— START OF SUPPLIED MATERIAL —
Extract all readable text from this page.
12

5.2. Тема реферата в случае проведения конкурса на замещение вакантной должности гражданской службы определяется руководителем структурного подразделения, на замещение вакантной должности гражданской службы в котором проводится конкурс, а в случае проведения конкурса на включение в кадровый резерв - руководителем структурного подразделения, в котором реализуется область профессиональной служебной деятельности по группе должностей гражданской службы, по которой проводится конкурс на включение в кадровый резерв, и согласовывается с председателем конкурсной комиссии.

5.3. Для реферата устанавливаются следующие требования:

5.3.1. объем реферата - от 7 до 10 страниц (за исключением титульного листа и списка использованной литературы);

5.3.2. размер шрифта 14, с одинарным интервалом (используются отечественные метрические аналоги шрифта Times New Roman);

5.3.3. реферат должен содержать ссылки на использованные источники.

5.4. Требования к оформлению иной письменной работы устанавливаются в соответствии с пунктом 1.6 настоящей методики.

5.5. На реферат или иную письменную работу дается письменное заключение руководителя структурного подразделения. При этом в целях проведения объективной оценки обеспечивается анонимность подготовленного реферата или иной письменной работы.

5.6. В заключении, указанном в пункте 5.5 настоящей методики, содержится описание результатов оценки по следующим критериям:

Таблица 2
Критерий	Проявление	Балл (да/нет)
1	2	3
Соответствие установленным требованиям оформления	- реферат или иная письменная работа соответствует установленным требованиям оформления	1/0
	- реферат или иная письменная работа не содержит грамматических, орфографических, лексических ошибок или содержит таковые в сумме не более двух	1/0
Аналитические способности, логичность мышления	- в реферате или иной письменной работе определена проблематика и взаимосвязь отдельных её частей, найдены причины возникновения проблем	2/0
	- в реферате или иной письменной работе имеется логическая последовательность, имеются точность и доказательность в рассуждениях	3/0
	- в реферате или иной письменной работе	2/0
— END OF SUPPLIED MATERIAL —
*WHAT IS NEEDED:* From the listing, copy every line where the string "работа" appears.

*FULL OUTPUT:*
Соответствие установленным требованиям оформления	- реферат или иная письменная работа соответствует установленным требованиям оформления	1/0
	- реферат или иная письменная работа не содержит грамматических, орфографических, лексических ошибок или содержит таковые в сумме не более двух	1/0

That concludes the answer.